Give only the number of lines where "fosters" occurs.

---- DATASET ENTRIES

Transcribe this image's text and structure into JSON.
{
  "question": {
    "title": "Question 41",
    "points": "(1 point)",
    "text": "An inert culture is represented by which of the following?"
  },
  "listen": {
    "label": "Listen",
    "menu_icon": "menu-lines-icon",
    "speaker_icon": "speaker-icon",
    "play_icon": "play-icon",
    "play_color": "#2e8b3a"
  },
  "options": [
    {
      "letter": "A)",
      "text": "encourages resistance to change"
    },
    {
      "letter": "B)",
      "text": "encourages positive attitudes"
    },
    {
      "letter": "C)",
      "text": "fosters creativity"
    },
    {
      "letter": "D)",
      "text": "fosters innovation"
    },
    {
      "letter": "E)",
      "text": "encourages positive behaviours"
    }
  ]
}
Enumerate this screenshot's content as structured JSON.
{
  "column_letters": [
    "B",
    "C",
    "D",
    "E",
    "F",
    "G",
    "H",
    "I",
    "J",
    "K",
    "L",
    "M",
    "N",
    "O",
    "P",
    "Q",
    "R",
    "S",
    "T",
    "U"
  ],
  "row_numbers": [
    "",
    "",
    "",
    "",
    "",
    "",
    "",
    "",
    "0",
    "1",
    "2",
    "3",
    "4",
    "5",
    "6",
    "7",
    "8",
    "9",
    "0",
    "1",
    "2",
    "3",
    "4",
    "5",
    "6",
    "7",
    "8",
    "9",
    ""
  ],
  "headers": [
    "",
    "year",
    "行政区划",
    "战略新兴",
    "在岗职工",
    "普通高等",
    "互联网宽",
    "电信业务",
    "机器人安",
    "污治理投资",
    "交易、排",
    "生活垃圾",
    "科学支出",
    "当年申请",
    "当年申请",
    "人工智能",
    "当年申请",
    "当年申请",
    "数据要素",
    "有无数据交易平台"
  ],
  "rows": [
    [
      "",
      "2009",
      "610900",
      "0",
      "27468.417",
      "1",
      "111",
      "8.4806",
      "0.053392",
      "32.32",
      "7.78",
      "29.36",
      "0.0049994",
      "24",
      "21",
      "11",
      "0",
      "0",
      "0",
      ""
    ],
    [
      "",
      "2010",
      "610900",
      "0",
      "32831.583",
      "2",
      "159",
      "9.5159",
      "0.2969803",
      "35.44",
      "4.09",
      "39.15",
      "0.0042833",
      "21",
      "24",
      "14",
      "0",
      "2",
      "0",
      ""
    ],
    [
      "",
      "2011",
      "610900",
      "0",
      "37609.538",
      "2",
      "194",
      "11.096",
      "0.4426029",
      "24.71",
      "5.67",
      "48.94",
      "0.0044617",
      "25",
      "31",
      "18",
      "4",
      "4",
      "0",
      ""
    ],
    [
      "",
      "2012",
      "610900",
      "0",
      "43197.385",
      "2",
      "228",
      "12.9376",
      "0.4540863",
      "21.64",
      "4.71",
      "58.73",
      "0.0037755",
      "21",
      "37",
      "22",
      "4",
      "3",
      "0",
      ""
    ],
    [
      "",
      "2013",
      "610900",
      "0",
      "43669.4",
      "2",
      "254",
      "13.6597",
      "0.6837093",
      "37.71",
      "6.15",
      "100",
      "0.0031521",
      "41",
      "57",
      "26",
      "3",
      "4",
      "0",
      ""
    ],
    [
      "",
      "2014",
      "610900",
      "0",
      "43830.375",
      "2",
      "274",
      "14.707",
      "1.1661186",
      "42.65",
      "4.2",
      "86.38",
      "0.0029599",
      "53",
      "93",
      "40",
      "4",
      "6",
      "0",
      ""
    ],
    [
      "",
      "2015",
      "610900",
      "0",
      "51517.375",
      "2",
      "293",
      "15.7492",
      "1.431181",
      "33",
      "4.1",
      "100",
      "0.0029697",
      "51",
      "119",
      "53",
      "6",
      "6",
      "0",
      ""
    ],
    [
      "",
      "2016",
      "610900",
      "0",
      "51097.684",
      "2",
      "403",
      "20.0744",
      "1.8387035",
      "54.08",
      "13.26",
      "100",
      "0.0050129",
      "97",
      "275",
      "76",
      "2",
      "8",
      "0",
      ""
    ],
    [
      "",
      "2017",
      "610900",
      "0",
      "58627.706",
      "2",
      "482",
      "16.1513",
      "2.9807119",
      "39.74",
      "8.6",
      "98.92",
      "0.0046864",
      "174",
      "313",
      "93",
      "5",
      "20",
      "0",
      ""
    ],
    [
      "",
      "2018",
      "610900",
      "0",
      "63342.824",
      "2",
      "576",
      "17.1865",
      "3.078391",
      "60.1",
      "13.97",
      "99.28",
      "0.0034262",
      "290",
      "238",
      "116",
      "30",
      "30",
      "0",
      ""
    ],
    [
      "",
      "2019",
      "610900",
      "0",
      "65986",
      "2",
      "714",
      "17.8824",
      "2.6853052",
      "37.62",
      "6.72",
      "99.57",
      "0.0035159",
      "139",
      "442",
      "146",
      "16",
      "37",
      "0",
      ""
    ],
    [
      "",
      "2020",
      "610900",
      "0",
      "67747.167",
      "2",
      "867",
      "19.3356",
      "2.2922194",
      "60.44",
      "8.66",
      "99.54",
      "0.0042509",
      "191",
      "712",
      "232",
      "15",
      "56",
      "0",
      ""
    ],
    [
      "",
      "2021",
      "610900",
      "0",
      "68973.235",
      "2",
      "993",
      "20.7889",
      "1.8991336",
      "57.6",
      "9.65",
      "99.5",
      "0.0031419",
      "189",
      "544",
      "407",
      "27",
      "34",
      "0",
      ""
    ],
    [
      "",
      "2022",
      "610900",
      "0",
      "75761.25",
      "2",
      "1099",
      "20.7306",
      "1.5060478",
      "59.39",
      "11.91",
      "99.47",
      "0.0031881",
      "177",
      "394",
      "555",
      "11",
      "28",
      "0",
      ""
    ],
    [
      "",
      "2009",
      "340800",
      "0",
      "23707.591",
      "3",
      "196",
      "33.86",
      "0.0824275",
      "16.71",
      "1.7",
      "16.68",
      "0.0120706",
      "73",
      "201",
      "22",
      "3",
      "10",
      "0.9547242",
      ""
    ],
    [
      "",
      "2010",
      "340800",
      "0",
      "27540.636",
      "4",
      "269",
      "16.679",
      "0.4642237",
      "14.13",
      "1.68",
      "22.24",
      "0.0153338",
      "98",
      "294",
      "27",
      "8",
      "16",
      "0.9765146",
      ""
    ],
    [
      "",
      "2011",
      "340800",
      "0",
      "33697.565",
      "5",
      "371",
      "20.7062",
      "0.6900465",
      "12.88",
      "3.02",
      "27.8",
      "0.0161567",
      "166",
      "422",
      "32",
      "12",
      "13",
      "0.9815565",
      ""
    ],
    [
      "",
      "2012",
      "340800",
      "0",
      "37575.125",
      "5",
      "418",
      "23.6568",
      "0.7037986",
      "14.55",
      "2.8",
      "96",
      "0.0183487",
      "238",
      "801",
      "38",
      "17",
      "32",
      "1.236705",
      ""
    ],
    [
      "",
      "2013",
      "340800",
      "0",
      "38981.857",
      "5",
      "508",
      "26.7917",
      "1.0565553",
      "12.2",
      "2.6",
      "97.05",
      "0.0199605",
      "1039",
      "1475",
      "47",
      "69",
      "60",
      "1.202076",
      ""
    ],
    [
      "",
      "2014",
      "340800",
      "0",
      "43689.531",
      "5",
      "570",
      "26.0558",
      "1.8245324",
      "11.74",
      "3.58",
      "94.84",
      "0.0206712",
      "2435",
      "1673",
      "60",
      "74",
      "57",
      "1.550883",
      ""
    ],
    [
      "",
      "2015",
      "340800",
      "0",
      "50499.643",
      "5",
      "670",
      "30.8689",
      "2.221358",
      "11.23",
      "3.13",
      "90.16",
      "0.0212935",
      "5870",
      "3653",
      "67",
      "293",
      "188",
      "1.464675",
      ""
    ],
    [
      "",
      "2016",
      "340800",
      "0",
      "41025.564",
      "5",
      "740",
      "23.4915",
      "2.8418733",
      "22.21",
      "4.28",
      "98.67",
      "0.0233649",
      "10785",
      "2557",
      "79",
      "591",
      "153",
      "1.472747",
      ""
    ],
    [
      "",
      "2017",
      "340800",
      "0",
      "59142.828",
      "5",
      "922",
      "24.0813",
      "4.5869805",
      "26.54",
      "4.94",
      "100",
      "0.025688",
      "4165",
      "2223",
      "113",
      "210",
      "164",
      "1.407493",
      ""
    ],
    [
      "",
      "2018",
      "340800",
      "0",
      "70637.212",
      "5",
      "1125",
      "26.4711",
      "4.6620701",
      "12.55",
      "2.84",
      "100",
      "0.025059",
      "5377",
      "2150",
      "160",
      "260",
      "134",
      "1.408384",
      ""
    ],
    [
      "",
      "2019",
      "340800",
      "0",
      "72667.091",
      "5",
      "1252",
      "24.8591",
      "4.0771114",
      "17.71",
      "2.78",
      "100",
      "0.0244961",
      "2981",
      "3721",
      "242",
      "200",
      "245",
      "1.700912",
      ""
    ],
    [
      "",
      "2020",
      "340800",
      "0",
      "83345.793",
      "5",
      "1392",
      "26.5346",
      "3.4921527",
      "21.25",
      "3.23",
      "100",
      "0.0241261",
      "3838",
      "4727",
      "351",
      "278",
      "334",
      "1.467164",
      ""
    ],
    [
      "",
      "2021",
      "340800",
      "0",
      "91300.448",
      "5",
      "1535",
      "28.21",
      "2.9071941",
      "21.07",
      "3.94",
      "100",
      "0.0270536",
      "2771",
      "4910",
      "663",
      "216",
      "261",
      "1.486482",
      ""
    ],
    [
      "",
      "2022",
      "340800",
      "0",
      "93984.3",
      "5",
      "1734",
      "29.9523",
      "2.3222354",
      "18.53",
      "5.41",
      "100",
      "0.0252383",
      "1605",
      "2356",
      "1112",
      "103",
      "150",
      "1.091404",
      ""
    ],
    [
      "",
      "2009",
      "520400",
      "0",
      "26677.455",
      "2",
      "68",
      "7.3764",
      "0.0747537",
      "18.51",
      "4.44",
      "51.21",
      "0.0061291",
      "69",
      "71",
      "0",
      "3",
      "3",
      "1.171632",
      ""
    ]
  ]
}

--------

# [FULL ANSWER]
2